#### Records shown

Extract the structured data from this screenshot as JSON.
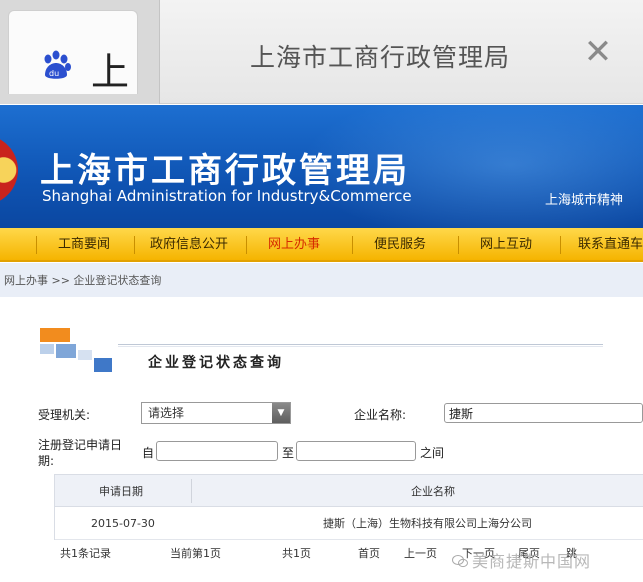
{
  "browser": {
    "tab_partial_text": "上",
    "heading": "上海市工商行政管理局",
    "close_glyph": "✕"
  },
  "banner": {
    "title": "上海市工商行政管理局",
    "subtitle": "Shanghai Administration for Industry&Commerce",
    "slogan": "上海城市精神"
  },
  "nav": {
    "items": [
      {
        "label": "工商要闻"
      },
      {
        "label": "政府信息公开"
      },
      {
        "label": "网上办事"
      },
      {
        "label": "便民服务"
      },
      {
        "label": "网上互动"
      },
      {
        "label": "联系直通车"
      }
    ],
    "active_index": 2
  },
  "breadcrumb": "网上办事 >> 企业登记状态查询",
  "section": {
    "title": "企业登记状态查询"
  },
  "form": {
    "agency_label": "受理机关:",
    "agency_value": "请选择",
    "company_label": "企业名称:",
    "company_value": "捷斯",
    "date_label_line1": "注册登记申请日",
    "date_label_line2": "期:",
    "from_label": "自",
    "to_label": "至",
    "between_label": "之间",
    "from_value": "",
    "to_value": ""
  },
  "table": {
    "columns": [
      "申请日期",
      "企业名称"
    ],
    "rows": [
      {
        "date": "2015-07-30",
        "name": "捷斯（上海）生物科技有限公司上海分公司"
      }
    ]
  },
  "pagination": {
    "total": "共1条记录",
    "current": "当前第1页",
    "pages": "共1页",
    "first": "首页",
    "prev": "上一页",
    "next": "下一页",
    "last": "尾页",
    "go": "跳"
  },
  "watermark": "美商捷斯中国网",
  "colors": {
    "banner_blue": "#0f54b3",
    "nav_yellow": "#f5b400",
    "active_nav": "#d62b00"
  }
}
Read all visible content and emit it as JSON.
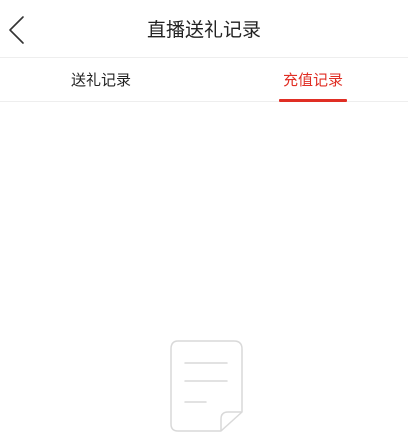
{
  "header": {
    "title": "直播送礼记录",
    "back_icon": "chevron-left-icon"
  },
  "tabs": [
    {
      "label": "送礼记录",
      "active": false
    },
    {
      "label": "充值记录",
      "active": true
    }
  ],
  "colors": {
    "accent": "#e02e24",
    "divider": "#eeeeee",
    "icon_stroke": "#d9d9d9"
  },
  "empty_state": {
    "icon": "empty-document-icon"
  }
}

########

Transcribe the complete set of entries verbatim. No pictures belong in the copy.

Extract the structured data from this screenshot as JSON.
{
  "browser": {
    "tab_partial_text": "上",
    "heading": "上海市工商行政管理局",
    "close_glyph": "✕"
  },
  "banner": {
    "title": "上海市工商行政管理局",
    "subtitle": "Shanghai Administration for Industry&Commerce",
    "slogan": "上海城市精神"
  },
  "nav": {
    "items": [
      {
        "label": "工商要闻"
      },
      {
        "label": "政府信息公开"
      },
      {
        "label": "网上办事"
      },
      {
        "label": "便民服务"
      },
      {
        "label": "网上互动"
      },
      {
        "label": "联系直通车"
      }
    ],
    "active_index": 2
  },
  "breadcrumb": "网上办事 >> 企业登记状态查询",
  "section": {
    "title": "企业登记状态查询"
  },
  "form": {
    "agency_label": "受理机关:",
    "agency_value": "请选择",
    "company_label": "企业名称:",
    "company_value": "捷斯",
    "date_label_line1": "注册登记申请日",
    "date_label_line2": "期:",
    "from_label": "自",
    "to_label": "至",
    "between_label": "之间",
    "from_value": "",
    "to_value": ""
  },
  "table": {
    "columns": [
      "申请日期",
      "企业名称"
    ],
    "rows": [
      {
        "date": "2015-07-30",
        "name": "捷斯（上海）生物科技有限公司上海分公司"
      }
    ]
  },
  "pagination": {
    "total": "共1条记录",
    "current": "当前第1页",
    "pages": "共1页",
    "first": "首页",
    "prev": "上一页",
    "next": "下一页",
    "last": "尾页",
    "go": "跳"
  },
  "watermark": "美商捷斯中国网",
  "colors": {
    "banner_blue": "#0f54b3",
    "nav_yellow": "#f5b400",
    "active_nav": "#d62b00"
  }
}
Read all visible content and emit it as JSON.
{
  "header": {
    "title": "直播送礼记录",
    "back_icon": "chevron-left-icon"
  },
  "tabs": [
    {
      "label": "送礼记录",
      "active": false
    },
    {
      "label": "充值记录",
      "active": true
    }
  ],
  "colors": {
    "accent": "#e02e24",
    "divider": "#eeeeee",
    "icon_stroke": "#d9d9d9"
  },
  "empty_state": {
    "icon": "empty-document-icon"
  }
}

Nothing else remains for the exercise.